::: PROVIDED DATA :::

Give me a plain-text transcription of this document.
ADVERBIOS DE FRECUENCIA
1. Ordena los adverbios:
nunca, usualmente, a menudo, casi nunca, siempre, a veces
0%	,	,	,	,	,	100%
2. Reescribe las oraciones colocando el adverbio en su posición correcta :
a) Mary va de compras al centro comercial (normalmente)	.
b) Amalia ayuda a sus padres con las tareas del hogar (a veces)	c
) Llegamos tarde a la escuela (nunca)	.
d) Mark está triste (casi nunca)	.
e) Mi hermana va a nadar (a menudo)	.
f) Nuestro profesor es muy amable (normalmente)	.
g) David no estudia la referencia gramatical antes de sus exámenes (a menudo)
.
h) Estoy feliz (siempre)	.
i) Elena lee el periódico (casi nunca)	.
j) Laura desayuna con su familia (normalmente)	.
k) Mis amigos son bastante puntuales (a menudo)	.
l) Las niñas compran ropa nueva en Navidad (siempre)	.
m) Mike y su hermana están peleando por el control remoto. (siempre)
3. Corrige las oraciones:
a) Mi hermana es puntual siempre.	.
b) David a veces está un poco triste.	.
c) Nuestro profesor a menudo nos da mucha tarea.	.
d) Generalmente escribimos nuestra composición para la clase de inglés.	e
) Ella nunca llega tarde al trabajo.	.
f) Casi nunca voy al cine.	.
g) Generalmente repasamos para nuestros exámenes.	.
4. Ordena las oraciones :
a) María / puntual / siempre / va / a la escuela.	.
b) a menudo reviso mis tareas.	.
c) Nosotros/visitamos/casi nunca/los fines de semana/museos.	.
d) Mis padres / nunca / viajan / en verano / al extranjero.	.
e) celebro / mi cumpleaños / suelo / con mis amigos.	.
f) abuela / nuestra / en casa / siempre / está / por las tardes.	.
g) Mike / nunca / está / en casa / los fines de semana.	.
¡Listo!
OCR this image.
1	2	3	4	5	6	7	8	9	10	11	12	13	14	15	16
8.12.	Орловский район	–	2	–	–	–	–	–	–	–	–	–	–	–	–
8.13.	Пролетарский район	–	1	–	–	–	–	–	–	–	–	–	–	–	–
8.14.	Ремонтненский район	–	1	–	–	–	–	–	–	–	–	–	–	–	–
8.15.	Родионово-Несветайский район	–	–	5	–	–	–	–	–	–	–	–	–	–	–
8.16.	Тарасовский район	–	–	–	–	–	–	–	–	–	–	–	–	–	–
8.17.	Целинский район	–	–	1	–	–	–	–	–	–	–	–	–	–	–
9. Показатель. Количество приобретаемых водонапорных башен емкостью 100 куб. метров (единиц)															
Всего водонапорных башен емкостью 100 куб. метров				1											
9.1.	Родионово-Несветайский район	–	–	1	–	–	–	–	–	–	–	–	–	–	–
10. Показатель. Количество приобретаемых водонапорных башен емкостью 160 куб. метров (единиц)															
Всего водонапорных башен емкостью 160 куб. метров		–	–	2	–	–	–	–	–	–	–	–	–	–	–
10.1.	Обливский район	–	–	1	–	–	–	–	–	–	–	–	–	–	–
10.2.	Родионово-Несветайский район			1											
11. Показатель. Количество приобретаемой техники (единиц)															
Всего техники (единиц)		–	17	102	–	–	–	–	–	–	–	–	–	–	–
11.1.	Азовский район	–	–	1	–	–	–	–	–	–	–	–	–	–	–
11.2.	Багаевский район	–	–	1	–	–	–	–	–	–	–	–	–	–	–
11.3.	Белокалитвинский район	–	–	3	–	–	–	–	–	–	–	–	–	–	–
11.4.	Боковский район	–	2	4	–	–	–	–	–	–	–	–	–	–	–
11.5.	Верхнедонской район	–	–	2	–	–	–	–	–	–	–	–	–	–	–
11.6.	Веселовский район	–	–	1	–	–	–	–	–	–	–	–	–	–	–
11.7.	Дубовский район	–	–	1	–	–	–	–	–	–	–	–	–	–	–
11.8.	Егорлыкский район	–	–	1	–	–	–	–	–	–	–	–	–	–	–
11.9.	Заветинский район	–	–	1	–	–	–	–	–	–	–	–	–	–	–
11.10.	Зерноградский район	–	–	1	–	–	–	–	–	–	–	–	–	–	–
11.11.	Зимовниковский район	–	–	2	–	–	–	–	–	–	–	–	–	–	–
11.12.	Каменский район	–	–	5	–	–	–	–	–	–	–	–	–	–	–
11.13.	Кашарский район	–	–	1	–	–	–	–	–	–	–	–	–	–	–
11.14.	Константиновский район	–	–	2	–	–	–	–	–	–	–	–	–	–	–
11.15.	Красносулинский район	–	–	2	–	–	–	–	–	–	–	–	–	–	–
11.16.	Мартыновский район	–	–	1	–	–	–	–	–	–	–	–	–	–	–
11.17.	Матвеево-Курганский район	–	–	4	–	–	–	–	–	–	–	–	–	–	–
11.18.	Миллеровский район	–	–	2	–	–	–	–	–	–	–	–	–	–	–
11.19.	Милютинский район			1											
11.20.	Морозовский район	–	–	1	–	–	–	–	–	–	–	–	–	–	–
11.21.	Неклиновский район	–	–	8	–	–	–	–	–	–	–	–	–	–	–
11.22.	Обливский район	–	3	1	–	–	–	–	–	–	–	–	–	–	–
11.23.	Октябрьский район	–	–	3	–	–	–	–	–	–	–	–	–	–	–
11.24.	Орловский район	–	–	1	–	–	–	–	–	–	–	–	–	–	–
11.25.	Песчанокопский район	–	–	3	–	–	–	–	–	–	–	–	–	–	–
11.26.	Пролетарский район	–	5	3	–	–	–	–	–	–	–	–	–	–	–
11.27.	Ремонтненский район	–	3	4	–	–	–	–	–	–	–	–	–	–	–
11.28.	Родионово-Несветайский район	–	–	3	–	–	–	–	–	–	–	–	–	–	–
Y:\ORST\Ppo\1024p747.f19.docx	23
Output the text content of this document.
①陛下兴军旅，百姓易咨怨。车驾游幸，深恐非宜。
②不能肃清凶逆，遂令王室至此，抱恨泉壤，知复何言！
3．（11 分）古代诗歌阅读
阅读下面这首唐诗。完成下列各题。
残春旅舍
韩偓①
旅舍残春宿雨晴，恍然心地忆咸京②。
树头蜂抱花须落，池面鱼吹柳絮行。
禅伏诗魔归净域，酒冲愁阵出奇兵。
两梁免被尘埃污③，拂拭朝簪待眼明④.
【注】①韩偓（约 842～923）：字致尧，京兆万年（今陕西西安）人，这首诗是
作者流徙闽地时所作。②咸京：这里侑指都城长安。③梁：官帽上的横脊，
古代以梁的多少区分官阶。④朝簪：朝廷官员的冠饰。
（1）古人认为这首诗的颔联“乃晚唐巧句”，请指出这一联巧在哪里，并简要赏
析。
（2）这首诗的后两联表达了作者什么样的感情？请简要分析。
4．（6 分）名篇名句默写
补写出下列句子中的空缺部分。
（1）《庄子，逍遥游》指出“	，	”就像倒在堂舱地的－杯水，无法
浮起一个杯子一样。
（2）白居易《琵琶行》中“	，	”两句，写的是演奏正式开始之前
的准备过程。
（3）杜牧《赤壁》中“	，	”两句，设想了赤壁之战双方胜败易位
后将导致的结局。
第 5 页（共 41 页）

:::

-- WORK TO DO --
Copy every line verbatim.

-- EXERCISE ANSWER --
Give me a plain-text transcription of this document.
ADVERBIOS DE FRECUENCIA
1. Ordena los adverbios:
nunca, usualmente, a menudo, casi nunca, siempre, a veces
0%	,	,	,	,	,	100%
2. Reescribe las oraciones colocando el adverbio en su posición correcta :
a) Mary va de compras al centro comercial (normalmente)	.
b) Amalia ayuda a sus padres con las tareas del hogar (a veces)	c
) Llegamos tarde a la escuela (nunca)	.
d) Mark está triste (casi nunca)	.
e) Mi hermana va a nadar (a menudo)	.
f) Nuestro profesor es muy amable (normalmente)	.
g) David no estudia la referencia gramatical antes de sus exámenes (a menudo)
.
h) Estoy feliz (siempre)	.
i) Elena lee el periódico (casi nunca)	.
j) Laura desayuna con su familia (normalmente)	.
k) Mis amigos son bastante puntuales (a menudo)	.
l) Las niñas compran ropa nueva en Navidad (siempre)	.
m) Mike y su hermana están peleando por el control remoto. (siempre)
3. Corrige las oraciones:
a) Mi hermana es puntual siempre.	.
b) David a veces está un poco triste.	.
c) Nuestro profesor a menudo nos da mucha tarea.	.
d) Generalmente escribimos nuestra composición para la clase de inglés.	e
) Ella nunca llega tarde al trabajo.	.
f) Casi nunca voy al cine.	.
g) Generalmente repasamos para nuestros exámenes.	.
4. Ordena las oraciones :
a) María / puntual / siempre / va / a la escuela.	.
b) a menudo reviso mis tareas.	.
c) Nosotros/visitamos/casi nunca/los fines de semana/museos.	.
d) Mis padres / nunca / viajan / en verano / al extranjero.	.
e) celebro / mi cumpleaños / suelo / con mis amigos.	.
f) abuela / nuestra / en casa / siempre / está / por las tardes.	.
g) Mike / nunca / está / en casa / los fines de semana.	.
¡Listo!
OCR this image.
1	2	3	4	5	6	7	8	9	10	11	12	13	14	15	16
8.12.	Орловский район	–	2	–	–	–	–	–	–	–	–	–	–	–	–
8.13.	Пролетарский район	–	1	–	–	–	–	–	–	–	–	–	–	–	–
8.14.	Ремонтненский район	–	1	–	–	–	–	–	–	–	–	–	–	–	–
8.15.	Родионово-Несветайский район	–	–	5	–	–	–	–	–	–	–	–	–	–	–
8.16.	Тарасовский район	–	–	–	–	–	–	–	–	–	–	–	–	–	–
8.17.	Целинский район	–	–	1	–	–	–	–	–	–	–	–	–	–	–
9. Показатель. Количество приобретаемых водонапорных башен емкостью 100 куб. метров (единиц)															
Всего водонапорных башен емкостью 100 куб. метров				1											
9.1.	Родионово-Несветайский район	–	–	1	–	–	–	–	–	–	–	–	–	–	–
10. Показатель. Количество приобретаемых водонапорных башен емкостью 160 куб. метров (единиц)															
Всего водонапорных башен емкостью 160 куб. метров		–	–	2	–	–	–	–	–	–	–	–	–	–	–
10.1.	Обливский район	–	–	1	–	–	–	–	–	–	–	–	–	–	–
10.2.	Родионово-Несветайский район			1											
11. Показатель. Количество приобретаемой техники (единиц)															
Всего техники (единиц)		–	17	102	–	–	–	–	–	–	–	–	–	–	–
11.1.	Азовский район	–	–	1	–	–	–	–	–	–	–	–	–	–	–
11.2.	Багаевский район	–	–	1	–	–	–	–	–	–	–	–	–	–	–
11.3.	Белокалитвинский район	–	–	3	–	–	–	–	–	–	–	–	–	–	–
11.4.	Боковский район	–	2	4	–	–	–	–	–	–	–	–	–	–	–
11.5.	Верхнедонской район	–	–	2	–	–	–	–	–	–	–	–	–	–	–
11.6.	Веселовский район	–	–	1	–	–	–	–	–	–	–	–	–	–	–
11.7.	Дубовский район	–	–	1	–	–	–	–	–	–	–	–	–	–	–
11.8.	Егорлыкский район	–	–	1	–	–	–	–	–	–	–	–	–	–	–
11.9.	Заветинский район	–	–	1	–	–	–	–	–	–	–	–	–	–	–
11.10.	Зерноградский район	–	–	1	–	–	–	–	–	–	–	–	–	–	–
11.11.	Зимовниковский район	–	–	2	–	–	–	–	–	–	–	–	–	–	–
11.12.	Каменский район	–	–	5	–	–	–	–	–	–	–	–	–	–	–
11.13.	Кашарский район	–	–	1	–	–	–	–	–	–	–	–	–	–	–
11.14.	Константиновский район	–	–	2	–	–	–	–	–	–	–	–	–	–	–
11.15.	Красносулинский район	–	–	2	–	–	–	–	–	–	–	–	–	–	–
11.16.	Мартыновский район	–	–	1	–	–	–	–	–	–	–	–	–	–	–
11.17.	Матвеево-Курганский район	–	–	4	–	–	–	–	–	–	–	–	–	–	–
11.18.	Миллеровский район	–	–	2	–	–	–	–	–	–	–	–	–	–	–
11.19.	Милютинский район			1											
11.20.	Морозовский район	–	–	1	–	–	–	–	–	–	–	–	–	–	–
11.21.	Неклиновский район	–	–	8	–	–	–	–	–	–	–	–	–	–	–
11.22.	Обливский район	–	3	1	–	–	–	–	–	–	–	–	–	–	–
11.23.	Октябрьский район	–	–	3	–	–	–	–	–	–	–	–	–	–	–
11.24.	Орловский район	–	–	1	–	–	–	–	–	–	–	–	–	–	–
11.25.	Песчанокопский район	–	–	3	–	–	–	–	–	–	–	–	–	–	–
11.26.	Пролетарский район	–	5	3	–	–	–	–	–	–	–	–	–	–	–
11.27.	Ремонтненский район	–	3	4	–	–	–	–	–	–	–	–	–	–	–
11.28.	Родионово-Несветайский район	–	–	3	–	–	–	–	–	–	–	–	–	–	–
Y:\ORST\Ppo\1024p747.f19.docx	23
Output the text content of this document.
①陛下兴军旅，百姓易咨怨。车驾游幸，深恐非宜。
②不能肃清凶逆，遂令王室至此，抱恨泉壤，知复何言！
3．（11 分）古代诗歌阅读
阅读下面这首唐诗。完成下列各题。
残春旅舍
韩偓①
旅舍残春宿雨晴，恍然心地忆咸京②。
树头蜂抱花须落，池面鱼吹柳絮行。
禅伏诗魔归净域，酒冲愁阵出奇兵。
两梁免被尘埃污③，拂拭朝簪待眼明④.
【注】①韩偓（约 842～923）：字致尧，京兆万年（今陕西西安）人，这首诗是
作者流徙闽地时所作。②咸京：这里侑指都城长安。③梁：官帽上的横脊，
古代以梁的多少区分官阶。④朝簪：朝廷官员的冠饰。
（1）古人认为这首诗的颔联“乃晚唐巧句”，请指出这一联巧在哪里，并简要赏
析。
（2）这首诗的后两联表达了作者什么样的感情？请简要分析。
4．（6 分）名篇名句默写
补写出下列句子中的空缺部分。
（1）《庄子，逍遥游》指出“	，	”就像倒在堂舱地的－杯水，无法
浮起一个杯子一样。
（2）白居易《琵琶行》中“	，	”两句，写的是演奏正式开始之前
的准备过程。
（3）杜牧《赤壁》中“	，	”两句，设想了赤壁之战双方胜败易位
后将导致的结局。
第 5 页（共 41 页）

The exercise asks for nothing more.